PROVIDED RECORDS →
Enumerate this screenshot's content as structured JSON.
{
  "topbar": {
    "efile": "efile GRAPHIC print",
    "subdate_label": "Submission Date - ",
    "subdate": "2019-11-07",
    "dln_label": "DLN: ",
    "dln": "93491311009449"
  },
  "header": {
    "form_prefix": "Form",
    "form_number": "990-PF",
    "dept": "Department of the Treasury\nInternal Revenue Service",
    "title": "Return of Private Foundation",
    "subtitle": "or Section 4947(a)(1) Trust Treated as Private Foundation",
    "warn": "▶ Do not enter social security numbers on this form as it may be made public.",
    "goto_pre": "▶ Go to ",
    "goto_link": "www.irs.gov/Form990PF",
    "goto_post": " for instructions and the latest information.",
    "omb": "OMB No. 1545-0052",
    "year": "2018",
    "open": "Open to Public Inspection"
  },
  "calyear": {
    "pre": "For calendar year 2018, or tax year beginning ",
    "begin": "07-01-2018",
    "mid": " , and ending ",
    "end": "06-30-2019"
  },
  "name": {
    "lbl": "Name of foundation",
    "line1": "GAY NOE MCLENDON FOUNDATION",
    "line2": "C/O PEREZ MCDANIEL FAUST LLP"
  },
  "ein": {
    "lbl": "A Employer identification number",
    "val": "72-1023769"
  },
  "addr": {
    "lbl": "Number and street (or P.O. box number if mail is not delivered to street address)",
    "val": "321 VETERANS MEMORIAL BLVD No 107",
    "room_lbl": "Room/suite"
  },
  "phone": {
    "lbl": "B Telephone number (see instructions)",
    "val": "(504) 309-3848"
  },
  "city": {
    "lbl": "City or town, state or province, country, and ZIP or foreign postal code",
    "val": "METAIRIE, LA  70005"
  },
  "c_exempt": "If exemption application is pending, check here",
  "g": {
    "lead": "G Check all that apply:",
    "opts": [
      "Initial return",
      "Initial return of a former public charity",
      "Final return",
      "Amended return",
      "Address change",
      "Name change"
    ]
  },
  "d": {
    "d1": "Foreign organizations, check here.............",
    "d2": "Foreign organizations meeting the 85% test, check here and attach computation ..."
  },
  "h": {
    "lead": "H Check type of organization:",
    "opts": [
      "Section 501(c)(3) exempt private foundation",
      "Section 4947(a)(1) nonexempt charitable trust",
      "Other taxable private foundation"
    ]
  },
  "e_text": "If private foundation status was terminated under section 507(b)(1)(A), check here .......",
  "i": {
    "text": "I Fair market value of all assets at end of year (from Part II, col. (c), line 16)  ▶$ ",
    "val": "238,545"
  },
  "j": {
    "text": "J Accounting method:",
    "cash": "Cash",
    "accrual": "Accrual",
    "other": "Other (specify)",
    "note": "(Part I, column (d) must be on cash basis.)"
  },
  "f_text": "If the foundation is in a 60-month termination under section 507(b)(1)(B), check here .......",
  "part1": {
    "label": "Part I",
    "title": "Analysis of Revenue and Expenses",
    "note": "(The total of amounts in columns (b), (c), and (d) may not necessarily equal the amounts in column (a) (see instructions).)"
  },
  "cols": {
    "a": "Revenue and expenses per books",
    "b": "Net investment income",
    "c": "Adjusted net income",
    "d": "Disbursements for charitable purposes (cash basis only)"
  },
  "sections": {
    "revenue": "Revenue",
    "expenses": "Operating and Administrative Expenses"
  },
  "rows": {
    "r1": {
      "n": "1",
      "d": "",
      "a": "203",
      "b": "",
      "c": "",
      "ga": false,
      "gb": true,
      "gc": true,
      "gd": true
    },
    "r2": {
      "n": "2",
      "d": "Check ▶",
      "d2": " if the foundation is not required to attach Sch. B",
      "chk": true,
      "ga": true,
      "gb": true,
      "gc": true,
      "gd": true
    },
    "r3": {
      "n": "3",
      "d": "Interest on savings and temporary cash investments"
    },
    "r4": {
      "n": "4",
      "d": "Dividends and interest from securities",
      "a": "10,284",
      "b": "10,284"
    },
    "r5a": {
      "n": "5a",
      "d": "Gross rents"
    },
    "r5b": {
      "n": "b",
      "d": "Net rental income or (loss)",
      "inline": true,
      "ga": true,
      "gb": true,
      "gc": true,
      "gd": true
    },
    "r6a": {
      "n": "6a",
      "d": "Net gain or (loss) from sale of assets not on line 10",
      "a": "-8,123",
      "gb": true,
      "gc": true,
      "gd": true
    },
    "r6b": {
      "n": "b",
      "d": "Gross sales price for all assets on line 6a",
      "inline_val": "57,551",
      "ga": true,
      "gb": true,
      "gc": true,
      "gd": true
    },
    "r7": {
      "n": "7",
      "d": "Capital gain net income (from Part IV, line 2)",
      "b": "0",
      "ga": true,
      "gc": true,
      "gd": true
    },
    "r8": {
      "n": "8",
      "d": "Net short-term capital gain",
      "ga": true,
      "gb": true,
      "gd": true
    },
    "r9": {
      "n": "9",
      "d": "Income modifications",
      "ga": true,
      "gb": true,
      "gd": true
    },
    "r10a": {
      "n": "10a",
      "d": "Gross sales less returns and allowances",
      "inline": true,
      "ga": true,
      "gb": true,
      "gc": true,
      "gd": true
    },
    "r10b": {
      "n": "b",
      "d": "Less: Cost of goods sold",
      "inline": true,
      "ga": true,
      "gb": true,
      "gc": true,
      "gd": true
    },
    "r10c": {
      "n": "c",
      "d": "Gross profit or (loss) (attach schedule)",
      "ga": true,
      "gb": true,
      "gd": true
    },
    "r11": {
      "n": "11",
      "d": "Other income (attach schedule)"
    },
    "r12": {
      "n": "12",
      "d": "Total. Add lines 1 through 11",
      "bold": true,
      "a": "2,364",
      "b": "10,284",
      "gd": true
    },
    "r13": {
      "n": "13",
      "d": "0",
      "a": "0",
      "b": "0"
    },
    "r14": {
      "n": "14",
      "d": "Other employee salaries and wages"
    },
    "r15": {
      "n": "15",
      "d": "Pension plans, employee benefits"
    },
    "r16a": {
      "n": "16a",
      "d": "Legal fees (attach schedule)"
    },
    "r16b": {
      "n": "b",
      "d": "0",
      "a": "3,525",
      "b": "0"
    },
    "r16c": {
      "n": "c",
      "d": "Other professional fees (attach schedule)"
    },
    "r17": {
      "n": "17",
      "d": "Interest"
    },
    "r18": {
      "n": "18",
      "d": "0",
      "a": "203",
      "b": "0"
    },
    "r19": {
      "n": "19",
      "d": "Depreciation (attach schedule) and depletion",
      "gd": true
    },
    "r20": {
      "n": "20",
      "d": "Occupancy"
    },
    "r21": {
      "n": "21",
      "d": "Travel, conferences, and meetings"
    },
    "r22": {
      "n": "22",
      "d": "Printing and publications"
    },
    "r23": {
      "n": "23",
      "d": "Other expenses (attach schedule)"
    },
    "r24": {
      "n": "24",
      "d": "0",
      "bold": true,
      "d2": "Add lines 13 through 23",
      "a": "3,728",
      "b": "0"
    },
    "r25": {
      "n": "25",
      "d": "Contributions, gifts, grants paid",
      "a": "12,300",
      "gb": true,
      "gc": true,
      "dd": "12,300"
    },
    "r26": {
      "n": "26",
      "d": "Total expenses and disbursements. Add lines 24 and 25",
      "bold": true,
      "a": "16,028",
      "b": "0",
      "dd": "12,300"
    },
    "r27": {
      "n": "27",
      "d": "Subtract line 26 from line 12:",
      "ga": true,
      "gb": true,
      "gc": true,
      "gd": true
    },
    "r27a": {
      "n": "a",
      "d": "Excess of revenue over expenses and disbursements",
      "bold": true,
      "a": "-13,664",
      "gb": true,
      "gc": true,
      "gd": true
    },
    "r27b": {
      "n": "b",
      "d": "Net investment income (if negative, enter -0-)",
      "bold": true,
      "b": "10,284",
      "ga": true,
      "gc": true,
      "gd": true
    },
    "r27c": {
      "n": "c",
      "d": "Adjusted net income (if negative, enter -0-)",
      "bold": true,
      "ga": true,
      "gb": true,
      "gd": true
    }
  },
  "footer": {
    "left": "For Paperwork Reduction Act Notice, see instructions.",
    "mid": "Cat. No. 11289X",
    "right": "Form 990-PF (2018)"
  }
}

EXERCISE AIM → Using the listing above, locate the lines that hold "instructions" and copy each one.

EXPECTED OUTPUT →
    "goto_post": " for instructions and the latest information.",
    "lbl": "B Telephone number (see instructions)",
    "note": "(The total of amounts in columns (b), (c), and (d) may not necessarily equal the amounts in column (a) (see instructions).)"
    "left": "For Paperwork Reduction Act Notice, see instructions.",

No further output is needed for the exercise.